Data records
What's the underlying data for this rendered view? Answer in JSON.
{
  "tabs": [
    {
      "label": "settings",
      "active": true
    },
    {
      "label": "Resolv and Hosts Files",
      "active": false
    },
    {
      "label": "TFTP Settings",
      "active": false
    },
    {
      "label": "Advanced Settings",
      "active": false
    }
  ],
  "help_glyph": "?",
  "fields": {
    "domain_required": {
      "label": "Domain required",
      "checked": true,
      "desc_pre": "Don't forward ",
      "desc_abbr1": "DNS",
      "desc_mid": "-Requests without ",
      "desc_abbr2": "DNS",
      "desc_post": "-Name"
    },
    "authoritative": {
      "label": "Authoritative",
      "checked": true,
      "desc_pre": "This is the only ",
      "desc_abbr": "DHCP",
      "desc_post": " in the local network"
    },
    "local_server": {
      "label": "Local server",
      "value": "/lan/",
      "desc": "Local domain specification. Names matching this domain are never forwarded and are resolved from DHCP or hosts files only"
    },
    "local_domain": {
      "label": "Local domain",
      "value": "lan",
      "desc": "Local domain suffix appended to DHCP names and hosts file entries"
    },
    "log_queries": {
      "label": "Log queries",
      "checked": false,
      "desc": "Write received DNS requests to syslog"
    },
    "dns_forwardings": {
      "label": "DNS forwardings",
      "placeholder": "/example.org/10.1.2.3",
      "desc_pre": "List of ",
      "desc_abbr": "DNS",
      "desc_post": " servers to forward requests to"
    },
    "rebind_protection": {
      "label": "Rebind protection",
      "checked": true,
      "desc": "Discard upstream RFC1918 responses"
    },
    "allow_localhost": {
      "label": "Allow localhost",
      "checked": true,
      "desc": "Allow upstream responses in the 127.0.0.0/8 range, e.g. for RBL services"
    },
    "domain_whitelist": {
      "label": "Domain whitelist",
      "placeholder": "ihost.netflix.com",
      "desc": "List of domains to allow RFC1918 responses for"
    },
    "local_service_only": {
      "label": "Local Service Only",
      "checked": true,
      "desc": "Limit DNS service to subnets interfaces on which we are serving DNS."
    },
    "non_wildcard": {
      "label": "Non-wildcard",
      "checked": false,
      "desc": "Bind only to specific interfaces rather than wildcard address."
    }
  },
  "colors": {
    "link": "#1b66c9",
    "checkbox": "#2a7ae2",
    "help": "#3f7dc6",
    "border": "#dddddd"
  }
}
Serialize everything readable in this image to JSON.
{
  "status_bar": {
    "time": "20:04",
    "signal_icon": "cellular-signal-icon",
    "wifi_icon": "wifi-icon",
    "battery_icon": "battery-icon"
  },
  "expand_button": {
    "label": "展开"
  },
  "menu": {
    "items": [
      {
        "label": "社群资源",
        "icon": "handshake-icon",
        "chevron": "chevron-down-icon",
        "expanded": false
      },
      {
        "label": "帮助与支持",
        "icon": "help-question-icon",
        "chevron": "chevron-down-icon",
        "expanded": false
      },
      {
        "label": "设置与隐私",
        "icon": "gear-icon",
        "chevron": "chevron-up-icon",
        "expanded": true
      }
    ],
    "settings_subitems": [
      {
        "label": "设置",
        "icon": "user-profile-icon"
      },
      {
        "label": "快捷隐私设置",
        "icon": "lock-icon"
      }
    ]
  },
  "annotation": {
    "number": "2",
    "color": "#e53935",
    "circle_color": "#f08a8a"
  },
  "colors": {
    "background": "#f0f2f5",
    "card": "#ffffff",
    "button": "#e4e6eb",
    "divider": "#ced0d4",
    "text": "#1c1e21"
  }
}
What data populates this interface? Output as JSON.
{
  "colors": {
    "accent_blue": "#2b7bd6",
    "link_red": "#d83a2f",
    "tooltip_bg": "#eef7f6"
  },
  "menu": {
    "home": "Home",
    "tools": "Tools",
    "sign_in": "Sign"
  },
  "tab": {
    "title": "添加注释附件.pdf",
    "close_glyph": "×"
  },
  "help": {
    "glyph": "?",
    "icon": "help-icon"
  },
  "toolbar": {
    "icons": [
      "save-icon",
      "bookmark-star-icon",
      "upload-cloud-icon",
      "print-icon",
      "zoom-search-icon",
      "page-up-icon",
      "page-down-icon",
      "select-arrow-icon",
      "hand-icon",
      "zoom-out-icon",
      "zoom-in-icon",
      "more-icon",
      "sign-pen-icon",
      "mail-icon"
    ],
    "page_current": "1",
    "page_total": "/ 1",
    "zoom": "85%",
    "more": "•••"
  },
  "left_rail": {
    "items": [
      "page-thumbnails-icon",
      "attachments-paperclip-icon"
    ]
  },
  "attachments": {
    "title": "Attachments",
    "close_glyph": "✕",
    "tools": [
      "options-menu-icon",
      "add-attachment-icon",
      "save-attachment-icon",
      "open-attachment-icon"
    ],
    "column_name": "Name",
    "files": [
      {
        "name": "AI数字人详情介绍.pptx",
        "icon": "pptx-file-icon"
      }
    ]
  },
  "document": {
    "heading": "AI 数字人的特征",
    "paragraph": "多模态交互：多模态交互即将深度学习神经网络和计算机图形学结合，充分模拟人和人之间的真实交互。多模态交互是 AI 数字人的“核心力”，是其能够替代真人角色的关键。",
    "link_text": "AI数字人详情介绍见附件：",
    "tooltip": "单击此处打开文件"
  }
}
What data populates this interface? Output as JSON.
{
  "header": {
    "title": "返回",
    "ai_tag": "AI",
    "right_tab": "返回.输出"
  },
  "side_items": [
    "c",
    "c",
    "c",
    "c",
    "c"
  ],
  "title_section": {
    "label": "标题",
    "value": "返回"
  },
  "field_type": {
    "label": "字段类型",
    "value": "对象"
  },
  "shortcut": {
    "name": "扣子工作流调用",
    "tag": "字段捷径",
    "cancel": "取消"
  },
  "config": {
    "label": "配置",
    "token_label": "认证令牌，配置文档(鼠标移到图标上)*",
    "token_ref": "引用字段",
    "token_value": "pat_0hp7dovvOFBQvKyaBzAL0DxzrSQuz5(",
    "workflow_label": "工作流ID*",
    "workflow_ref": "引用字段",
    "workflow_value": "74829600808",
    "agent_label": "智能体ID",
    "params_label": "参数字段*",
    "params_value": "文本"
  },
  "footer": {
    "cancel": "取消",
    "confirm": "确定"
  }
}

REQUIRED WORK = Copy out the whole listing, exactly as written.

WRITTEN REPLY =
What's the underlying data for this rendered view? Answer in JSON.
{
  "tabs": [
    {
      "label": "settings",
      "active": true
    },
    {
      "label": "Resolv and Hosts Files",
      "active": false
    },
    {
      "label": "TFTP Settings",
      "active": false
    },
    {
      "label": "Advanced Settings",
      "active": false
    }
  ],
  "help_glyph": "?",
  "fields": {
    "domain_required": {
      "label": "Domain required",
      "checked": true,
      "desc_pre": "Don't forward ",
      "desc_abbr1": "DNS",
      "desc_mid": "-Requests without ",
      "desc_abbr2": "DNS",
      "desc_post": "-Name"
    },
    "authoritative": {
      "label": "Authoritative",
      "checked": true,
      "desc_pre": "This is the only ",
      "desc_abbr": "DHCP",
      "desc_post": " in the local network"
    },
    "local_server": {
      "label": "Local server",
      "value": "/lan/",
      "desc": "Local domain specification. Names matching this domain are never forwarded and are resolved from DHCP or hosts files only"
    },
    "local_domain": {
      "label": "Local domain",
      "value": "lan",
      "desc": "Local domain suffix appended to DHCP names and hosts file entries"
    },
    "log_queries": {
      "label": "Log queries",
      "checked": false,
      "desc": "Write received DNS requests to syslog"
    },
    "dns_forwardings": {
      "label": "DNS forwardings",
      "placeholder": "/example.org/10.1.2.3",
      "desc_pre": "List of ",
      "desc_abbr": "DNS",
      "desc_post": " servers to forward requests to"
    },
    "rebind_protection": {
      "label": "Rebind protection",
      "checked": true,
      "desc": "Discard upstream RFC1918 responses"
    },
    "allow_localhost": {
      "label": "Allow localhost",
      "checked": true,
      "desc": "Allow upstream responses in the 127.0.0.0/8 range, e.g. for RBL services"
    },
    "domain_whitelist": {
      "label": "Domain whitelist",
      "placeholder": "ihost.netflix.com",
      "desc": "List of domains to allow RFC1918 responses for"
    },
    "local_service_only": {
      "label": "Local Service Only",
      "checked": true,
      "desc": "Limit DNS service to subnets interfaces on which we are serving DNS."
    },
    "non_wildcard": {
      "label": "Non-wildcard",
      "checked": false,
      "desc": "Bind only to specific interfaces rather than wildcard address."
    }
  },
  "colors": {
    "link": "#1b66c9",
    "checkbox": "#2a7ae2",
    "help": "#3f7dc6",
    "border": "#dddddd"
  }
}
Serialize everything readable in this image to JSON.
{
  "status_bar": {
    "time": "20:04",
    "signal_icon": "cellular-signal-icon",
    "wifi_icon": "wifi-icon",
    "battery_icon": "battery-icon"
  },
  "expand_button": {
    "label": "展开"
  },
  "menu": {
    "items": [
      {
        "label": "社群资源",
        "icon": "handshake-icon",
        "chevron": "chevron-down-icon",
        "expanded": false
      },
      {
        "label": "帮助与支持",
        "icon": "help-question-icon",
        "chevron": "chevron-down-icon",
        "expanded": false
      },
      {
        "label": "设置与隐私",
        "icon": "gear-icon",
        "chevron": "chevron-up-icon",
        "expanded": true
      }
    ],
    "settings_subitems": [
      {
        "label": "设置",
        "icon": "user-profile-icon"
      },
      {
        "label": "快捷隐私设置",
        "icon": "lock-icon"
      }
    ]
  },
  "annotation": {
    "number": "2",
    "color": "#e53935",
    "circle_color": "#f08a8a"
  },
  "colors": {
    "background": "#f0f2f5",
    "card": "#ffffff",
    "button": "#e4e6eb",
    "divider": "#ced0d4",
    "text": "#1c1e21"
  }
}
What data populates this interface? Output as JSON.
{
  "colors": {
    "accent_blue": "#2b7bd6",
    "link_red": "#d83a2f",
    "tooltip_bg": "#eef7f6"
  },
  "menu": {
    "home": "Home",
    "tools": "Tools",
    "sign_in": "Sign"
  },
  "tab": {
    "title": "添加注释附件.pdf",
    "close_glyph": "×"
  },
  "help": {
    "glyph": "?",
    "icon": "help-icon"
  },
  "toolbar": {
    "icons": [
      "save-icon",
      "bookmark-star-icon",
      "upload-cloud-icon",
      "print-icon",
      "zoom-search-icon",
      "page-up-icon",
      "page-down-icon",
      "select-arrow-icon",
      "hand-icon",
      "zoom-out-icon",
      "zoom-in-icon",
      "more-icon",
      "sign-pen-icon",
      "mail-icon"
    ],
    "page_current": "1",
    "page_total": "/ 1",
    "zoom": "85%",
    "more": "•••"
  },
  "left_rail": {
    "items": [
      "page-thumbnails-icon",
      "attachments-paperclip-icon"
    ]
  },
  "attachments": {
    "title": "Attachments",
    "close_glyph": "✕",
    "tools": [
      "options-menu-icon",
      "add-attachment-icon",
      "save-attachment-icon",
      "open-attachment-icon"
    ],
    "column_name": "Name",
    "files": [
      {
        "name": "AI数字人详情介绍.pptx",
        "icon": "pptx-file-icon"
      }
    ]
  },
  "document": {
    "heading": "AI 数字人的特征",
    "paragraph": "多模态交互：多模态交互即将深度学习神经网络和计算机图形学结合，充分模拟人和人之间的真实交互。多模态交互是 AI 数字人的“核心力”，是其能够替代真人角色的关键。",
    "link_text": "AI数字人详情介绍见附件：",
    "tooltip": "单击此处打开文件"
  }
}
What data populates this interface? Output as JSON.
{
  "header": {
    "title": "返回",
    "ai_tag": "AI",
    "right_tab": "返回.输出"
  },
  "side_items": [
    "c",
    "c",
    "c",
    "c",
    "c"
  ],
  "title_section": {
    "label": "标题",
    "value": "返回"
  },
  "field_type": {
    "label": "字段类型",
    "value": "对象"
  },
  "shortcut": {
    "name": "扣子工作流调用",
    "tag": "字段捷径",
    "cancel": "取消"
  },
  "config": {
    "label": "配置",
    "token_label": "认证令牌，配置文档(鼠标移到图标上)*",
    "token_ref": "引用字段",
    "token_value": "pat_0hp7dovvOFBQvKyaBzAL0DxzrSQuz5(",
    "workflow_label": "工作流ID*",
    "workflow_ref": "引用字段",
    "workflow_value": "74829600808",
    "agent_label": "智能体ID",
    "params_label": "参数字段*",
    "params_value": "文本"
  },
  "footer": {
    "cancel": "取消",
    "confirm": "确定"
  }
}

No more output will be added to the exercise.